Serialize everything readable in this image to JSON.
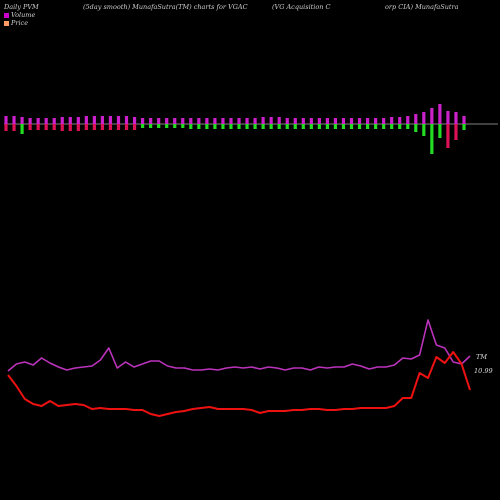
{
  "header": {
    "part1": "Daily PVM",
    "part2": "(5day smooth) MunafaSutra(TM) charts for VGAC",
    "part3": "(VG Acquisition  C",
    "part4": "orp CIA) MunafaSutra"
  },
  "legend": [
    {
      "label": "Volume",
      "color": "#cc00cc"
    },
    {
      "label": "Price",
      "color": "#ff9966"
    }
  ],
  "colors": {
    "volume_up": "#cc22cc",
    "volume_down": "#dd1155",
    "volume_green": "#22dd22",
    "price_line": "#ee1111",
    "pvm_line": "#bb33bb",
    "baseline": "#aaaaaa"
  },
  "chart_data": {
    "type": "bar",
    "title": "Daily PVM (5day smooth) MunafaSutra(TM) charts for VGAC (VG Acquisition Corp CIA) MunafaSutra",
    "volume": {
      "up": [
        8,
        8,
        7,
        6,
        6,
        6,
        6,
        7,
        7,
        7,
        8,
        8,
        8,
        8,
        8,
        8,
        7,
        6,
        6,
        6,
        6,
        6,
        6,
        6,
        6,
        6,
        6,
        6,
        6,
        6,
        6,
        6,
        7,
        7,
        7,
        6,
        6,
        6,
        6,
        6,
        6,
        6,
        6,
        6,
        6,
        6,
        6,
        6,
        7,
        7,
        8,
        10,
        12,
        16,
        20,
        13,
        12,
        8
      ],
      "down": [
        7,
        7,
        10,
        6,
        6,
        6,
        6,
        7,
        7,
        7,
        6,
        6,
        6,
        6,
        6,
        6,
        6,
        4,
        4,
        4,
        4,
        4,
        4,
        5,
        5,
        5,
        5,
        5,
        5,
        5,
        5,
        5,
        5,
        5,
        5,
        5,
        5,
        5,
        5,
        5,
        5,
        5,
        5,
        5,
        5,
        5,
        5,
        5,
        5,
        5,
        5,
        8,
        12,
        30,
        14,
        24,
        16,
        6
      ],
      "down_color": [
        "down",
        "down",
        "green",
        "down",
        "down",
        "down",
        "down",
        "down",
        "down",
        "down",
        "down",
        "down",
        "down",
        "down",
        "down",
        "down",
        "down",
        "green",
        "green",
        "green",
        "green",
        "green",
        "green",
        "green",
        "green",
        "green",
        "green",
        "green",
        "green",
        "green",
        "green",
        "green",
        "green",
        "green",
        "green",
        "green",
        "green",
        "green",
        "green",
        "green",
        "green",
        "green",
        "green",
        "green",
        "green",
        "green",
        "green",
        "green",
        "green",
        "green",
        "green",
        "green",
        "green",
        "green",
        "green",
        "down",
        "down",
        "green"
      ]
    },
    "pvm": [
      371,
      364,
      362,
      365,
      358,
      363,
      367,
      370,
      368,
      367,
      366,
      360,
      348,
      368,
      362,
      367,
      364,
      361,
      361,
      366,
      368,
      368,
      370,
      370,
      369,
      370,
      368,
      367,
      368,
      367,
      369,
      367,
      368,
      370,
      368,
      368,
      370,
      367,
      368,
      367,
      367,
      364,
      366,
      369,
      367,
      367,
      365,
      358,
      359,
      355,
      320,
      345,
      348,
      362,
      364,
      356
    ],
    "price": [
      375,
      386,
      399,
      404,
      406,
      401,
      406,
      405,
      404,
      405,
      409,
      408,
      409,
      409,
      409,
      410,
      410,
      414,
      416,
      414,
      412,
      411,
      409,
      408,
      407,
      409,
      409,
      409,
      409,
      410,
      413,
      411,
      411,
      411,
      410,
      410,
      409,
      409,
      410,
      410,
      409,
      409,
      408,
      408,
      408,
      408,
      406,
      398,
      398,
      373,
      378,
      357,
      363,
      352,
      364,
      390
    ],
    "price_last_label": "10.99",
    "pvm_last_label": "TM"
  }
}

Task description —
Of all the lines above, how many contain "charts"? Give the number and nothing more.

Answer in full —
2